Requirement: Lines containing the string "with" are to be collected in full.

(Data records)
= = = = =
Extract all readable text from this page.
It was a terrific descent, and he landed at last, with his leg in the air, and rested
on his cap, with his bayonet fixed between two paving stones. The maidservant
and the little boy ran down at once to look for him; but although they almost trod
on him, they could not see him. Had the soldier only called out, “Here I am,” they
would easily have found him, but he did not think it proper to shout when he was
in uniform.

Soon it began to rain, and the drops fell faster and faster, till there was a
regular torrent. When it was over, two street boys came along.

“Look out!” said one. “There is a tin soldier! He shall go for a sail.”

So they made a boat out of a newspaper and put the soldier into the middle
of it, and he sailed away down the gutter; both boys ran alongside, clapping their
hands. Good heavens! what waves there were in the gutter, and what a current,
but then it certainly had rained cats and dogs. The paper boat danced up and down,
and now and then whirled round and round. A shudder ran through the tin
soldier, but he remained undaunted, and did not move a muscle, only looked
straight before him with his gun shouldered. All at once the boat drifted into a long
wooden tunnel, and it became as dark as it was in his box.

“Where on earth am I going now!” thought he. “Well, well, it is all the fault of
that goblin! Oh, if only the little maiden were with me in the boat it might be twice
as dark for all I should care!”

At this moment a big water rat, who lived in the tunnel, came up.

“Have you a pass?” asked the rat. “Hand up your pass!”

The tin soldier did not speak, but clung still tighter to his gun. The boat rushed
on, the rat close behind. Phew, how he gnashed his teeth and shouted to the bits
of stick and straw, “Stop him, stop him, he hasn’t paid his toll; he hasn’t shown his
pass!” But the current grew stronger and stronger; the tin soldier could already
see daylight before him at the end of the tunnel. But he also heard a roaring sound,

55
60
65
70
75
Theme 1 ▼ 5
= = = = =
Full answer:
It was a terrific descent, and he landed at last, with his leg in the air, and rested
on his cap, with his bayonet fixed between two paving stones. The maidservant
straight before him with his gun shouldered. All at once the boat drifted into a long
that goblin! Oh, if only the little maiden were with me in the boat it might be twice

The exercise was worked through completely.